■ **EXERCISE PROMPT**: Say how many lines include the word "section". Reply with nothing but the number.

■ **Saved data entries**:
☆ ☆ ☆ ☆ ☆

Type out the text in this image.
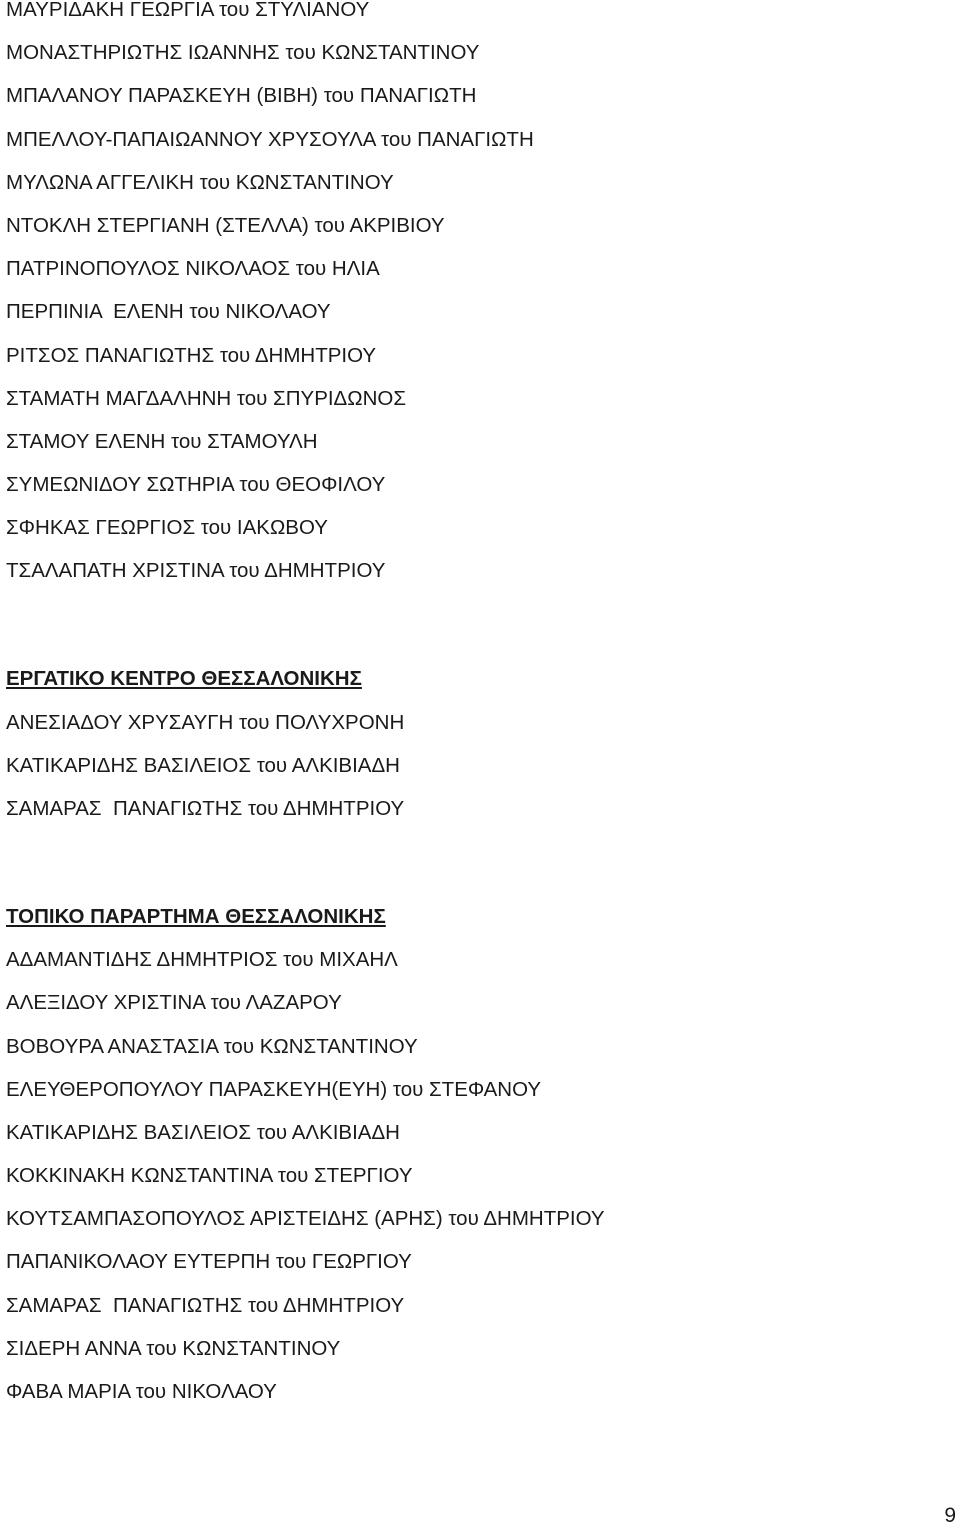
ΜΑΥΡΙΔΑΚΗ ΓΕΩΡΓΙΑ του ΣΤΥΛΙΑΝΟΥ
ΜΟΝΑΣΤΗΡΙΩΤΗΣ ΙΩΑΝΝΗΣ του ΚΩΝΣΤΑΝΤΙΝΟΥ
ΜΠΑΛΑΝΟΥ ΠΑΡΑΣΚΕΥΗ (ΒΙΒΗ) του ΠΑΝΑΓΙΩΤΗ
ΜΠΕΛΛΟΥ-ΠΑΠΑΙΩΑΝΝΟΥ ΧΡΥΣΟΥΛΑ του ΠΑΝΑΓΙΩΤΗ
ΜΥΛΩΝΑ ΑΓΓΕΛΙΚΗ του ΚΩΝΣΤΑΝΤΙΝΟΥ
ΝΤΟΚΛΗ ΣΤΕΡΓΙΑΝΗ (ΣΤΕΛΛΑ) του ΑΚΡΙΒΙΟΥ
ΠΑΤΡΙΝΟΠΟΥΛΟΣ ΝΙΚΟΛΑΟΣ του ΗΛΙΑ
ΠΕΡΠΙΝΙΑ  ΕΛΕΝΗ του ΝΙΚΟΛΑΟΥ
ΡΙΤΣΟΣ ΠΑΝΑΓΙΩΤΗΣ του ΔΗΜΗΤΡΙΟΥ
ΣΤΑΜΑΤΗ ΜΑΓΔΑΛΗΝΗ του ΣΠΥΡΙΔΩΝΟΣ
ΣΤΑΜΟΥ ΕΛΕΝΗ του ΣΤΑΜΟΥΛΗ
ΣΥΜΕΩΝΙΔΟΥ ΣΩΤΗΡΙΑ του ΘΕΟΦΙΛΟΥ
ΣΦΗΚΑΣ ΓΕΩΡΓΙΟΣ του ΙΑΚΩΒΟΥ
ΤΣΑΛΑΠΑΤΗ ΧΡΙΣΤΙΝΑ του ΔΗΜΗΤΡΙΟΥ
ΕΡΓΑΤΙΚΟ ΚΕΝΤΡΟ ΘΕΣΣΑΛΟΝΙΚΗΣ
ΑΝΕΣΙΑΔΟΥ ΧΡΥΣΑΥΓΗ του ΠΟΛΥΧΡΟΝΗ
ΚΑΤΙΚΑΡΙΔΗΣ ΒΑΣΙΛΕΙΟΣ του ΑΛΚΙΒΙΑΔΗ
ΣΑΜΑΡΑΣ  ΠΑΝΑΓΙΩΤΗΣ του ΔΗΜΗΤΡΙΟΥ
ΤΟΠΙΚΟ ΠΑΡΑΡΤΗΜΑ ΘΕΣΣΑΛΟΝΙΚΗΣ
ΑΔΑΜΑΝΤΙΔΗΣ ΔΗΜΗΤΡΙΟΣ του ΜΙΧΑΗΛ
ΑΛΕΞΙΔΟΥ ΧΡΙΣΤΙΝΑ του ΛΑΖΑΡΟΥ
ΒΟΒΟΥΡΑ ΑΝΑΣΤΑΣΙΑ του ΚΩΝΣΤΑΝΤΙΝΟΥ
ΕΛΕΥΘΕΡΟΠΟΥΛΟΥ ΠΑΡΑΣΚΕΥΗ(ΕΥΗ) του ΣΤΕΦΑΝΟΥ
ΚΑΤΙΚΑΡΙΔΗΣ ΒΑΣΙΛΕΙΟΣ του ΑΛΚΙΒΙΑΔΗ
ΚΟΚΚΙΝΑΚΗ ΚΩΝΣΤΑΝΤΙΝΑ του ΣΤΕΡΓΙΟΥ
ΚΟΥΤΣΑΜΠΑΣΟΠΟΥΛΟΣ ΑΡΙΣΤΕΙΔΗΣ (ΑΡΗΣ) του ΔΗΜΗΤΡΙΟΥ
ΠΑΠΑΝΙΚΟΛΑΟΥ ΕΥΤΕΡΠΗ του ΓΕΩΡΓΙΟΥ
ΣΑΜΑΡΑΣ  ΠΑΝΑΓΙΩΤΗΣ του ΔΗΜΗΤΡΙΟΥ
ΣΙΔΕΡΗ ΑΝΝΑ του ΚΩΝΣΤΑΝΤΙΝΟΥ
ΦΑΒΑ ΜΑΡΙΑ του ΝΙΚΟΛΑΟΥ
9
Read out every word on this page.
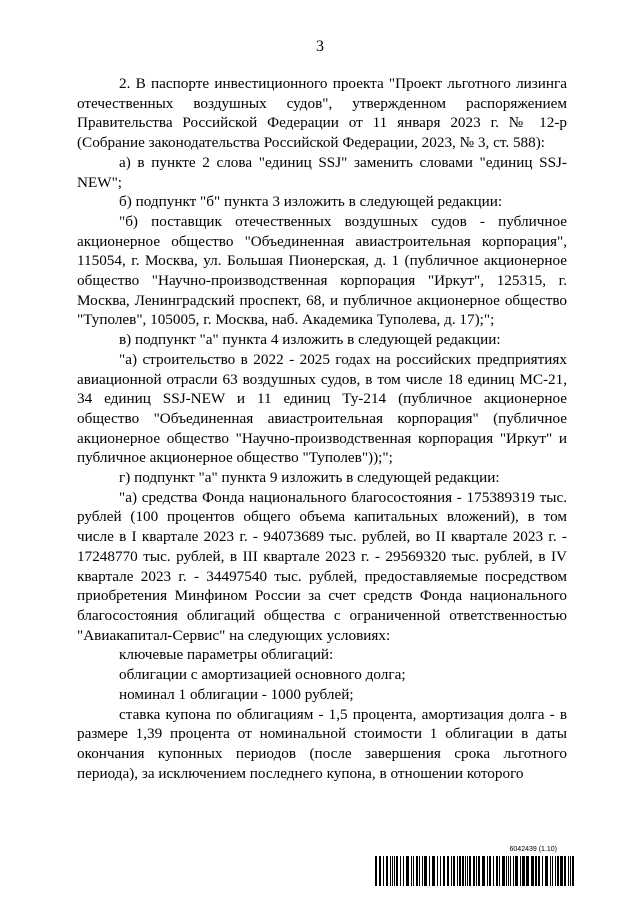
3

2. В паспорте инвестиционного проекта "Проект льготного лизинга отечественных воздушных судов", утвержденном распоряжением Правительства Российской Федерации от 11 января 2023 г. № 12-р (Собрание законодательства Российской Федерации, 2023, № 3, ст. 588):

а) в пункте 2 слова "единиц SSJ" заменить словами "единиц SSJ-NEW";

б) подпункт "б" пункта 3 изложить в следующей редакции:

"б) поставщик отечественных воздушных судов - публичное акционерное общество "Объединенная авиастроительная корпорация", 115054, г. Москва, ул. Большая Пионерская, д. 1 (публичное акционерное общество "Научно-производственная корпорация "Иркут", 125315, г. Москва, Ленинградский проспект, 68, и публичное акционерное общество "Туполев", 105005, г. Москва, наб. Академика Туполева, д. 17);";

в) подпункт "а" пункта 4 изложить в следующей редакции:

"а) строительство в 2022 - 2025 годах на российских предприятиях авиационной отрасли 63 воздушных судов, в том числе 18 единиц МС-21, 34 единиц SSJ-NEW и 11 единиц Ту-214 (публичное акционерное общество "Объединенная авиастроительная корпорация" (публичное акционерное общество "Научно-производственная корпорация "Иркут" и публичное акционерное общество "Туполев"));";

г) подпункт "а" пункта 9 изложить в следующей редакции:

"а) средства Фонда национального благосостояния - 175389319 тыс. рублей (100 процентов общего объема капитальных вложений), в том числе в I квартале 2023 г. - 94073689 тыс. рублей, во II квартале 2023 г. - 17248770 тыс. рублей, в III квартале 2023 г. - 29569320 тыс. рублей, в IV квартале 2023 г. - 34497540 тыс. рублей, предоставляемые посредством приобретения Минфином России за счет средств Фонда национального благосостояния облигаций общества с ограниченной ответственностью "Авиакапитал-Сервис" на следующих условиях:

ключевые параметры облигаций:

облигации с амортизацией основного долга;

номинал 1 облигации - 1000 рублей;

ставка купона по облигациям - 1,5 процента, амортизация долга - в размере 1,39 процента от номинальной стоимости 1 облигации в даты окончания купонных периодов (после завершения срока льготного периода), за исключением последнего купона, в отношении которого

6042439 (1.10)
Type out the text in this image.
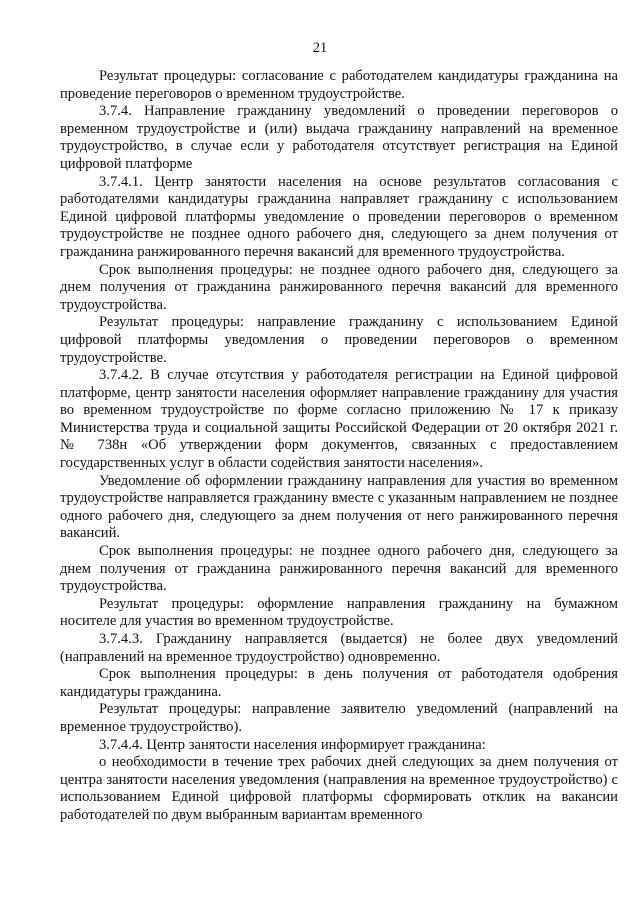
21

Результат процедуры: согласование с работодателем кандидатуры гражданина на проведение переговоров о временном трудоустройстве.

3.7.4. Направление гражданину уведомлений о проведении переговоров о временном трудоустройстве и (или) выдача гражданину направлений на временное трудоустройство, в случае если у работодателя отсутствует регистрация на Единой цифровой платформе

3.7.4.1. Центр занятости населения на основе результатов согласования с работодателями кандидатуры гражданина направляет гражданину с использованием Единой цифровой платформы уведомление о проведении переговоров о временном трудоустройстве не позднее одного рабочего дня, следующего за днем получения от гражданина ранжированного перечня вакансий для временного трудоустройства.

Срок выполнения процедуры: не позднее одного рабочего дня, следующего за днем получения от гражданина ранжированного перечня вакансий для временного трудоустройства.

Результат процедуры: направление гражданину с использованием Единой цифровой платформы уведомления о проведении переговоров о временном трудоустройстве.

3.7.4.2. В случае отсутствия у работодателя регистрации на Единой цифровой платформе, центр занятости населения оформляет направление гражданину для участия во временном трудоустройстве по форме согласно приложению № 17 к приказу Министерства труда и социальной защиты Российской Федерации от 20 октября 2021 г. № 738н «Об утверждении форм документов, связанных с предоставлением государственных услуг в области содействия занятости населения».

Уведомление об оформлении гражданину направления для участия во временном трудоустройстве направляется гражданину вместе с указанным направлением не позднее одного рабочего дня, следующего за днем получения от него ранжированного перечня вакансий.

Срок выполнения процедуры: не позднее одного рабочего дня, следующего за днем получения от гражданина ранжированного перечня вакансий для временного трудоустройства.

Результат процедуры: оформление направления гражданину на бумажном носителе для участия во временном трудоустройстве.

3.7.4.3. Гражданину направляется (выдается) не более двух уведомлений (направлений на временное трудоустройство) одновременно.

Срок выполнения процедуры: в день получения от работодателя одобрения кандидатуры гражданина.

Результат процедуры: направление заявителю уведомлений (направлений на временное трудоустройство).

3.7.4.4. Центр занятости населения информирует гражданина:

о необходимости в течение трех рабочих дней следующих за днем получения от центра занятости населения уведомления (направления на временное трудоустройство) с использованием Единой цифровой платформы сформировать отклик на вакансии работодателей по двум выбранным вариантам временного
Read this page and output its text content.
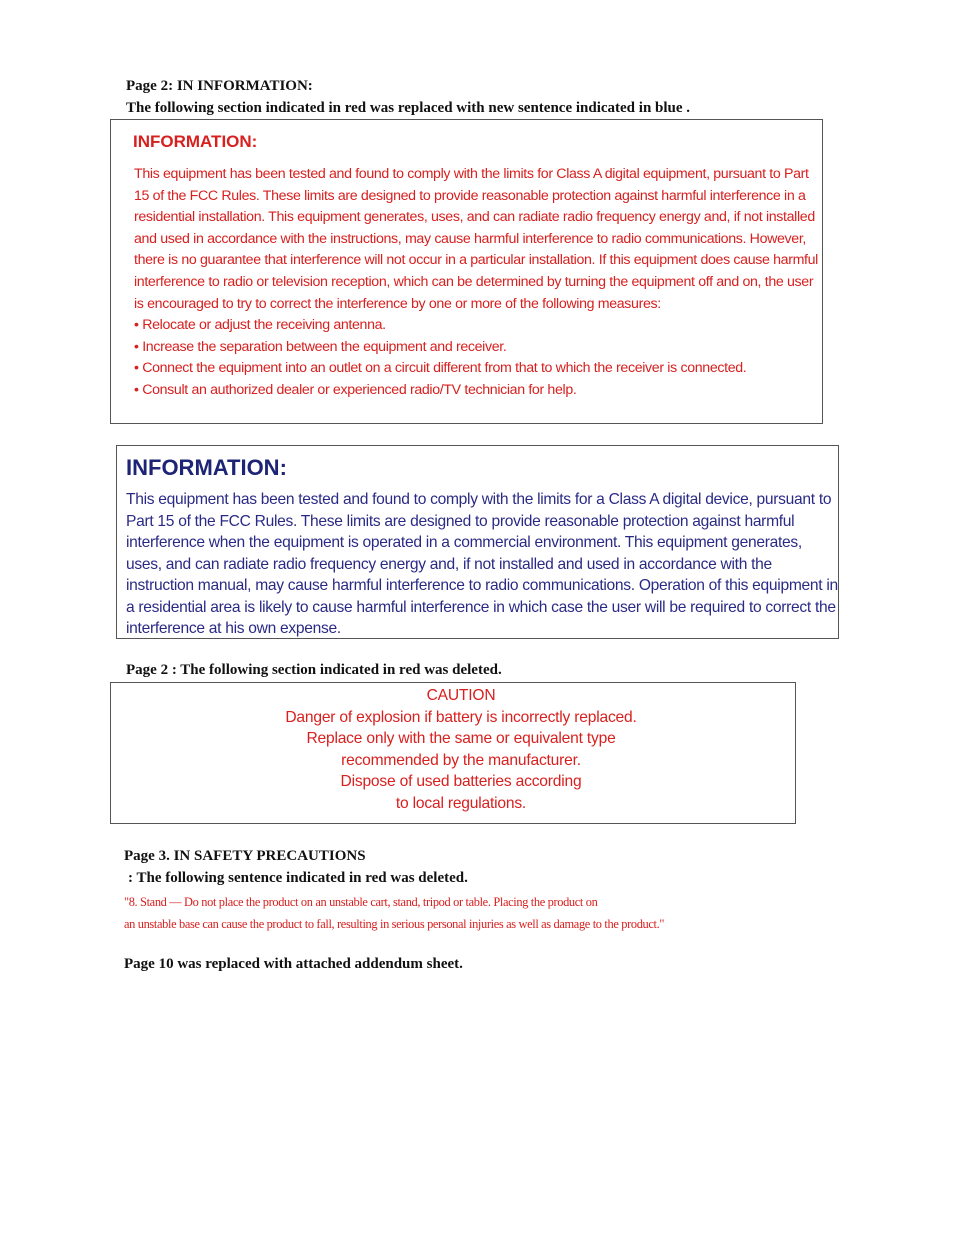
Page 2: IN INFORMATION:
The following section indicated in red was replaced with new sentence indicated in blue .
INFORMATION:

This equipment has been tested and found to comply with the limits for Class A digital equipment, pursuant to Part 15 of the FCC Rules. These limits are designed to provide reasonable protection against harmful interference in a residential installation. This equipment generates, uses, and can radiate radio frequency energy and, if not installed and used in accordance with the instructions, may cause harmful interference to radio communications. However, there is no guarantee that interference will not occur in a particular installation. If this equipment does cause harmful interference to radio or television reception, which can be determined by turning the equipment off and on, the user is encouraged to try to correct the interference by one or more of the following measures:

• Relocate or adjust the receiving antenna.
• Increase the separation between the equipment and receiver.
• Connect the equipment into an outlet on a circuit different from that to which the receiver is connected.
• Consult an authorized dealer or experienced radio/TV technician for help.
INFORMATION:

This equipment has been tested and found to comply with the limits for a Class A digital device, pursuant to Part 15 of the FCC Rules. These limits are designed to provide reasonable protection against harmful interference when the equipment is operated in a commercial environment. This equipment generates, uses, and can radiate radio frequency energy and, if not installed and used in accordance with the instruction manual, may cause harmful interference to radio communications. Operation of this equipment in a residential area is likely to cause harmful interference in which case the user will be required to correct the interference at his own expense.

Page 2 : The following section indicated in red was deleted.
CAUTION
Danger of explosion if battery is incorrectly replaced.
Replace only with the same or equivalent type
recommended by the manufacturer.
Dispose of used batteries according
to local regulations.
Page 3. IN SAFETY PRECAUTIONS
: The following sentence indicated in red was deleted.
"8. Stand — Do not place the product on an unstable cart, stand, tripod or table. Placing the product on
an unstable base can cause the product to fall, resulting in serious personal injuries as well as damage to the product."
Page 10 was replaced with attached addendum sheet.
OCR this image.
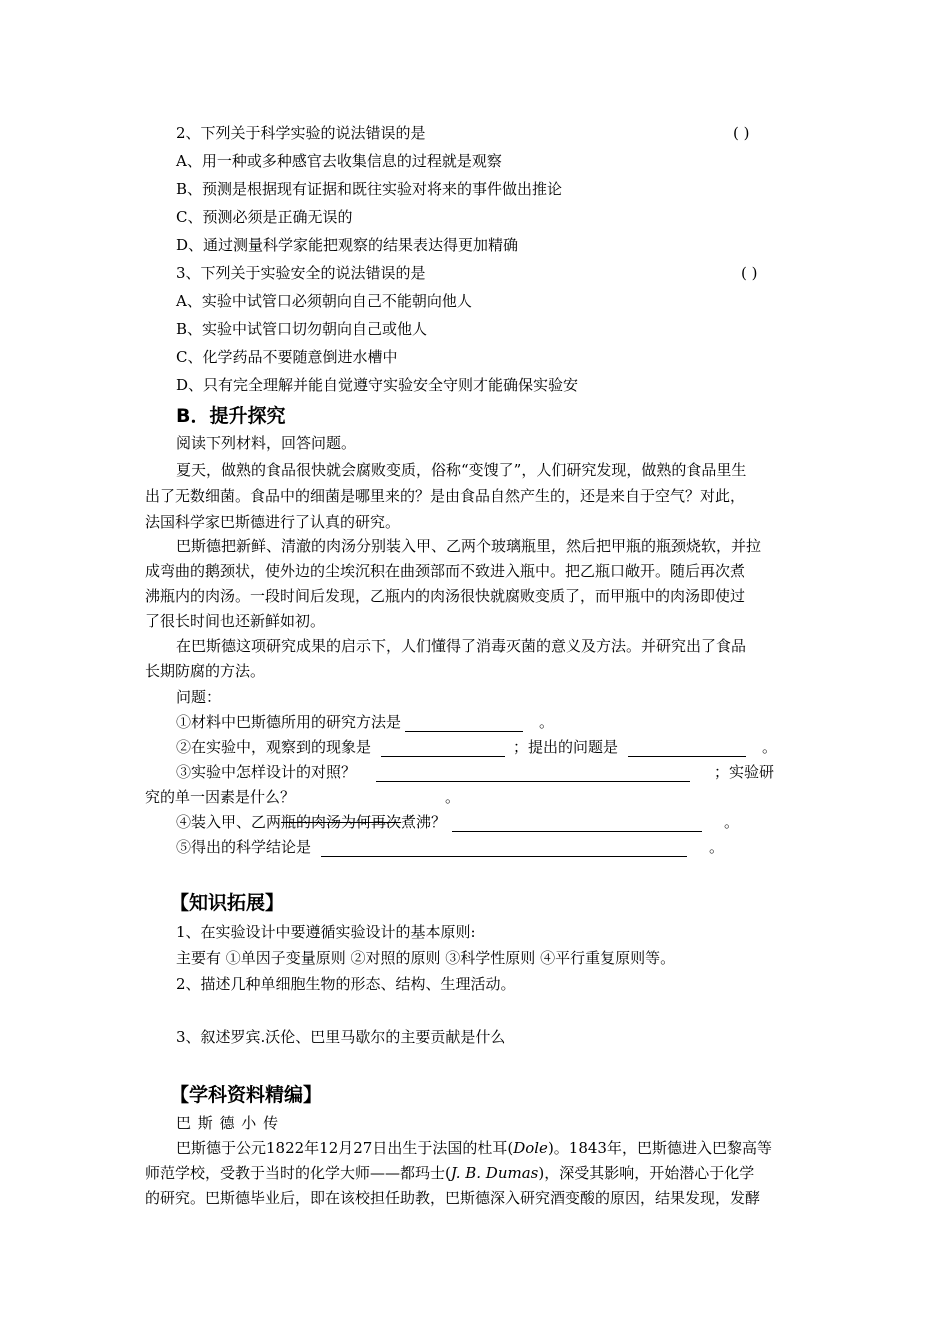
2、下列关于科学实验的说法错误的是	( )
A、用一种或多种感官去收集信息的过程就是观察
B、预测是根据现有证据和既往实验对将来的事件做出推论
C、预测必须是正确无误的
D、通过测量科学家能把观察的结果表达得更加精确
3、下列关于实验安全的说法错误的是	( )
A、实验中试管口必须朝向自己不能朝向他人
B、实验中试管口切勿朝向自己或他人
C、化学药品不要随意倒进水槽中
D、只有完全理解并能自觉遵守实验安全守则才能确保实验安
B．提升探究
阅读下列材料，回答问题。
夏天，做熟的食品很快就会腐败变质，俗称“变馊了”，人们研究发现，做熟的食品里生
出了无数细菌。食品中的细菌是哪里来的？是由食品自然产生的，还是来自于空气？对此，
法国科学家巴斯德进行了认真的研究。
巴斯德把新鲜、清澈的肉汤分别装入甲、乙两个玻璃瓶里，然后把甲瓶的瓶颈烧软，并拉
成弯曲的鹅颈状，使外边的尘埃沉积在曲颈部而不致进入瓶中。把乙瓶口敞开。随后再次煮
沸瓶内的肉汤。一段时间后发现，乙瓶内的肉汤很快就腐败变质了，而甲瓶中的肉汤即使过
了很长时间也还新鲜如初。
在巴斯德这项研究成果的启示下，人们懂得了消毒灭菌的意义及方法。并研究出了食品
长期防腐的方法。
问题：
①材料中巴斯德所用的研究方法是	。
②在实验中，观察到的现象是	；提出的问题是	。
③实验中怎样设计的对照？	；实验研
究的单一因素是什么？	。
④装入甲、乙两瓶的肉汤为何再次煮沸？	。
⑤得出的科学结论是	。
【知识拓展】
1、在实验设计中要遵循实验设计的基本原则:
主要有 ①单因子变量原则 ②对照的原则 ③科学性原则 ④平行重复原则等。
2、描述几种单细胞生物的形态、结构、生理活动。
3、叙述罗宾.沃伦、巴里马歇尔的主要贡献是什么
【学科资料精编】
巴 斯 德 小 传
巴斯德于公元1822年12月27日出生于法国的杜耳(Dole)。1843年，巴斯德进入巴黎高等
师范学校，受教于当时的化学大师——都玛士(J. B. Dumas)，深受其影响，开始潜心于化学
的研究。巴斯德毕业后，即在该校担任助教，巴斯德深入研究酒变酸的原因，结果发现，发酵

☆ ☆ ☆ ☆ ☆

■ **ANSWER FOR THE TASK**: 2